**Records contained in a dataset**
* begin *

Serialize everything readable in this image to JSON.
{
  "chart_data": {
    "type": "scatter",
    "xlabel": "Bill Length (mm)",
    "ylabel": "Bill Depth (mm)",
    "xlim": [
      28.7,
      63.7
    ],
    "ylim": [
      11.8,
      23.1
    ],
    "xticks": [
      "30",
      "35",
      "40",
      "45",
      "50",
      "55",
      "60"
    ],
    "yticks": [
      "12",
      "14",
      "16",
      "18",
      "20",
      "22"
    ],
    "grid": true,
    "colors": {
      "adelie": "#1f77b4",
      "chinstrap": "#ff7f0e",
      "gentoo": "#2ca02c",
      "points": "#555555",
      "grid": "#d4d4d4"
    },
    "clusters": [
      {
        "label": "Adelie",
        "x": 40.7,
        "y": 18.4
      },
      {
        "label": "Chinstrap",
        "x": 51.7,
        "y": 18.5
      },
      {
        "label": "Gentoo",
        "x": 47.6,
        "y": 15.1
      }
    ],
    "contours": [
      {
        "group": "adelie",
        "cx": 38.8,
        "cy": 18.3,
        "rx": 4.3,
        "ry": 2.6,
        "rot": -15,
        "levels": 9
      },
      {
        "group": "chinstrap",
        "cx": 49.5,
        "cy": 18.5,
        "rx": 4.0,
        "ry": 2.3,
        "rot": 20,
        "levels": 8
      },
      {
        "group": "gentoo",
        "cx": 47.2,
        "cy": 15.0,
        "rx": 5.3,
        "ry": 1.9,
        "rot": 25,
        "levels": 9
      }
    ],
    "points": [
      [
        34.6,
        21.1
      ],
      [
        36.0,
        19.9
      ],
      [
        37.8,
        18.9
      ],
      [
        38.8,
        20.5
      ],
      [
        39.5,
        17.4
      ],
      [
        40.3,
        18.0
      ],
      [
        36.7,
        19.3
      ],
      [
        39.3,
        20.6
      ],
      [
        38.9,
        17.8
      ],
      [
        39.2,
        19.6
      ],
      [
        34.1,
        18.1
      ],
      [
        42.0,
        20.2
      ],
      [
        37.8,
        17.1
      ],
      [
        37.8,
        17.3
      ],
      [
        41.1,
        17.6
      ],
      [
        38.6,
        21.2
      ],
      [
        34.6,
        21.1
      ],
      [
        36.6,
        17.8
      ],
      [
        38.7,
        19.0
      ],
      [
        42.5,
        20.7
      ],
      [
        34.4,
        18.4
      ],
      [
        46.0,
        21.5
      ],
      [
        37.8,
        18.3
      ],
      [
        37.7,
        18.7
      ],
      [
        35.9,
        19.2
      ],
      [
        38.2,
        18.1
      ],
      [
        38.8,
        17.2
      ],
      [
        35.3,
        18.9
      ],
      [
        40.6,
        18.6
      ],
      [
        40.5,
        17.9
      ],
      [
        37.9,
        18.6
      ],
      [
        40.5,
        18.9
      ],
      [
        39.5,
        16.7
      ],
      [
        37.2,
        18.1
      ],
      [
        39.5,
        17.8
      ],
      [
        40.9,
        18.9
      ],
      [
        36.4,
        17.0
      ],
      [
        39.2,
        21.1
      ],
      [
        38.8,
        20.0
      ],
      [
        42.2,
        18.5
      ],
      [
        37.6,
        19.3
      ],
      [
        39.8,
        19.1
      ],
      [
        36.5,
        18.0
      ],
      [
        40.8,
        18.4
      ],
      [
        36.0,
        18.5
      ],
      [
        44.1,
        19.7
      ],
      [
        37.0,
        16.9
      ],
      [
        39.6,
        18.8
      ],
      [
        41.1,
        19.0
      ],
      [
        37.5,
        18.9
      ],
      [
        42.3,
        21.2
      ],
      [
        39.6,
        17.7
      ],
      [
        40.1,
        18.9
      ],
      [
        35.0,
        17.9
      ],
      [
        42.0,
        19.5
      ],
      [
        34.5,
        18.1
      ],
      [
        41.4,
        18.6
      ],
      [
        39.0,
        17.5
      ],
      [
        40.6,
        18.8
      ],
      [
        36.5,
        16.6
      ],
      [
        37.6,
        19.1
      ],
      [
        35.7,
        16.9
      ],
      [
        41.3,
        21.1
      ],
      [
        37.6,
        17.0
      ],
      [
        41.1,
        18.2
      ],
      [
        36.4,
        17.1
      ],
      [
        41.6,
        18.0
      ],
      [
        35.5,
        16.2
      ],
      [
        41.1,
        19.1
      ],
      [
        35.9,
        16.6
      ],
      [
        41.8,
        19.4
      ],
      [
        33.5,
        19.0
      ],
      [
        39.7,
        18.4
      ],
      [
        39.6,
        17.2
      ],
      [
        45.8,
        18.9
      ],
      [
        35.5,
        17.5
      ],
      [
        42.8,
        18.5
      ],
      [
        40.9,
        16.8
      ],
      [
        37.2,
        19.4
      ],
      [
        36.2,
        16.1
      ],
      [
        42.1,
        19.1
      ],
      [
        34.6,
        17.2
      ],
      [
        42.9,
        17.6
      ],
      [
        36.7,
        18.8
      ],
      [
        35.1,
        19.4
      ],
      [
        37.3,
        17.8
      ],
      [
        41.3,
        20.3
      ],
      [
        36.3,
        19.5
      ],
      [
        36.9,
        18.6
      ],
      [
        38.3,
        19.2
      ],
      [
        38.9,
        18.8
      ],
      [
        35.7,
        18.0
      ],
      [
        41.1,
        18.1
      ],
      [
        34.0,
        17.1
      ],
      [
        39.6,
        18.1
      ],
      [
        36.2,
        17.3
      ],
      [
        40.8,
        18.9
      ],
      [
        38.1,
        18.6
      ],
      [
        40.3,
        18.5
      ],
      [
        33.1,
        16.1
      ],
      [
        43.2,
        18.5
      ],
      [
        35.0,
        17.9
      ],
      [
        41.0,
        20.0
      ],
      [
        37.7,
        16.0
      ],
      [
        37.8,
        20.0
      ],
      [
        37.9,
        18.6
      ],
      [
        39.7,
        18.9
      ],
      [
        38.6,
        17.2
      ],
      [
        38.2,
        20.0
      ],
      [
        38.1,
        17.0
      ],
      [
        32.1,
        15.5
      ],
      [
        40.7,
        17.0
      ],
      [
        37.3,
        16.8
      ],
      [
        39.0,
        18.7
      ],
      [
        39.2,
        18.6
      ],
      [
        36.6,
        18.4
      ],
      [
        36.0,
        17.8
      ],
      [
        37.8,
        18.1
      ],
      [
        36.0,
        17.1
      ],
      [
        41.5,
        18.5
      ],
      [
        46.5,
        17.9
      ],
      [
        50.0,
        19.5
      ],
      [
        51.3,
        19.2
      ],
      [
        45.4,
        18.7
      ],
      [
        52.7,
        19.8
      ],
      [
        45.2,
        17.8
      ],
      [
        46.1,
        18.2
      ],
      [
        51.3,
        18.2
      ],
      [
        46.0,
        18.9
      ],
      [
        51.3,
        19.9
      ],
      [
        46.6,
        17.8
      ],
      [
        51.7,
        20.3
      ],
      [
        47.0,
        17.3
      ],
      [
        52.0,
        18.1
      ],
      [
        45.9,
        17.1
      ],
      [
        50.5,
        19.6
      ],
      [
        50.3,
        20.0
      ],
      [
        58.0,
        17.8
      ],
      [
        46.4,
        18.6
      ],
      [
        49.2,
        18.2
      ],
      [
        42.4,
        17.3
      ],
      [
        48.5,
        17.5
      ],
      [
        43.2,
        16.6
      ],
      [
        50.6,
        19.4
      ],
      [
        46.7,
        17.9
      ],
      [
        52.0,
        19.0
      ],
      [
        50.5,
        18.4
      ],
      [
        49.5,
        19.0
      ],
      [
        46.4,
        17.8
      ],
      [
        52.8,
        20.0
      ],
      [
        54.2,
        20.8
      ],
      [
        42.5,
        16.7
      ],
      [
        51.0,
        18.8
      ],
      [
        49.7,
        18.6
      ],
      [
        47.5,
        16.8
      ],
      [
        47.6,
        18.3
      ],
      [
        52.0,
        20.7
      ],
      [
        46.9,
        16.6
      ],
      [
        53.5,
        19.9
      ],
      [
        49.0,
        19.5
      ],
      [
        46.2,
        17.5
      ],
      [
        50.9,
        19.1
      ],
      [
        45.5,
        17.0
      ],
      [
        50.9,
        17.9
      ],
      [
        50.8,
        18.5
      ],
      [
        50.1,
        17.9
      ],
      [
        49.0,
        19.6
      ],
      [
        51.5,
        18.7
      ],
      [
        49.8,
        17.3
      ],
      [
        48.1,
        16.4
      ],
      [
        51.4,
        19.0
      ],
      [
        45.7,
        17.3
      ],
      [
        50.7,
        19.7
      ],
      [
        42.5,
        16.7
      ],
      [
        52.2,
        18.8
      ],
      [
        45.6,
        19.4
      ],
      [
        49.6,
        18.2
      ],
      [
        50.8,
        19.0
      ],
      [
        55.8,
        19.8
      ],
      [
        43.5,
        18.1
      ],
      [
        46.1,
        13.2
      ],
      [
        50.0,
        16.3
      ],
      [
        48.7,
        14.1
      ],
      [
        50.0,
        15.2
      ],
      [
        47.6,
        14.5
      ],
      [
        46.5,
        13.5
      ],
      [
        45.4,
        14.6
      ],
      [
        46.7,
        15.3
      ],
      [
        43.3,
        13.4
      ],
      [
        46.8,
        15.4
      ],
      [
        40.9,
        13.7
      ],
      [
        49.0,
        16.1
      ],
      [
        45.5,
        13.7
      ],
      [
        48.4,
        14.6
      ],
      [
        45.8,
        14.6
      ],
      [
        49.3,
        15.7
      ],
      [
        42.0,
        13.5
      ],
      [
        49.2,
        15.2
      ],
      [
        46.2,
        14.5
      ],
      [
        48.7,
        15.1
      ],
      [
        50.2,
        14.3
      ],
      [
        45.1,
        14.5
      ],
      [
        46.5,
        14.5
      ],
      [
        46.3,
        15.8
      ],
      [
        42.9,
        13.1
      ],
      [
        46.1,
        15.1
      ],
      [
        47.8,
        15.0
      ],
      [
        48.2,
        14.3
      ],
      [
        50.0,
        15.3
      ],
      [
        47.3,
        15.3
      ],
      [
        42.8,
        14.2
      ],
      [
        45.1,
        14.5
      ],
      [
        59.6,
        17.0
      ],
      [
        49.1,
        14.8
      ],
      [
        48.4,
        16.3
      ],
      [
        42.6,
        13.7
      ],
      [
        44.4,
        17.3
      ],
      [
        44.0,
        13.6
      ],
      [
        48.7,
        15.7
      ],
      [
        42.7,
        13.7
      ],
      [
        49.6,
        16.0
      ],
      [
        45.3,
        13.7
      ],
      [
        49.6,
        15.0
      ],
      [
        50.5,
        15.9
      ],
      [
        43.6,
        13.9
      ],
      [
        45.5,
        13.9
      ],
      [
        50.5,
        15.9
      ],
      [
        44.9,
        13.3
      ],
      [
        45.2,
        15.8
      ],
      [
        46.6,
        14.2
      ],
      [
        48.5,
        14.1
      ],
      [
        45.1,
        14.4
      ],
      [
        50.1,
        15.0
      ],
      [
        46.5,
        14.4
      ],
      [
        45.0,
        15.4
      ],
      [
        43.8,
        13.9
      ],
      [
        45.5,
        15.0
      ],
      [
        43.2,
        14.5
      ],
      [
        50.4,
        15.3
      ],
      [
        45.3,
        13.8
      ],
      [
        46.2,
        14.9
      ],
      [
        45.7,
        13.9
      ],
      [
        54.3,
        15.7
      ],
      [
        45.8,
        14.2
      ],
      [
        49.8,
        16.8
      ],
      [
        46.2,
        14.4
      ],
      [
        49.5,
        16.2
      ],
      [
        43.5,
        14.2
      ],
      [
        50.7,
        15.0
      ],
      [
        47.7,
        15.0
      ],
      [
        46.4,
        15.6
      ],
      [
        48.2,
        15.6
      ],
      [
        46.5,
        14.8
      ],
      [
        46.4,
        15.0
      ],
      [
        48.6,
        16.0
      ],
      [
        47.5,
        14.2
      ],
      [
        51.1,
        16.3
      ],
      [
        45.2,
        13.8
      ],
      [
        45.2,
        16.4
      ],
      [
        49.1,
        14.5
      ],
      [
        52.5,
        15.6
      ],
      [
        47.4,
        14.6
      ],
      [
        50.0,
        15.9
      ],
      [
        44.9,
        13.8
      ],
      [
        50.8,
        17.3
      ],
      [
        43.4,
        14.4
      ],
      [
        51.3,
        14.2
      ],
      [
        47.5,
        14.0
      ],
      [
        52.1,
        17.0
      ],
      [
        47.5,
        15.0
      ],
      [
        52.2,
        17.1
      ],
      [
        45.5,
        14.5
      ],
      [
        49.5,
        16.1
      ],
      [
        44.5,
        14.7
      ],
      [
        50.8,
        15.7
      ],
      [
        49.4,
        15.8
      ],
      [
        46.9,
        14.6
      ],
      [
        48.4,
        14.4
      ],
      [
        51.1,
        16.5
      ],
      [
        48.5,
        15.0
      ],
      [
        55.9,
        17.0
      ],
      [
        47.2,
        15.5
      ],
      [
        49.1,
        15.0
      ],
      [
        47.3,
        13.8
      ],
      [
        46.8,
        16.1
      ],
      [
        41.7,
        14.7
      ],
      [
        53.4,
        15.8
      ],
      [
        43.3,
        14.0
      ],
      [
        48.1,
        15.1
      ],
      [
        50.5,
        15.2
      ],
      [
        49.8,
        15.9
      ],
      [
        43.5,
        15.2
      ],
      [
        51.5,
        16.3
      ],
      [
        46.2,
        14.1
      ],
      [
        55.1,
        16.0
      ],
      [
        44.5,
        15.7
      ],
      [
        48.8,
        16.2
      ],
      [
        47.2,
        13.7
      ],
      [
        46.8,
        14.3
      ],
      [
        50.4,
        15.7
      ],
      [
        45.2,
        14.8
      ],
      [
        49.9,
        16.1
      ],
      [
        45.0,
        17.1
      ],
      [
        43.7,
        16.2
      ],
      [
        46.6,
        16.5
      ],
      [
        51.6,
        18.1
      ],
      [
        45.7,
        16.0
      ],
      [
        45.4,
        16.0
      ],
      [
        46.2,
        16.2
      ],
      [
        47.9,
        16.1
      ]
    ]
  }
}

* end *

**Written problem**
Your answer should be a single number: the count of lines that contain "Bill".

**Output for this exercise**
2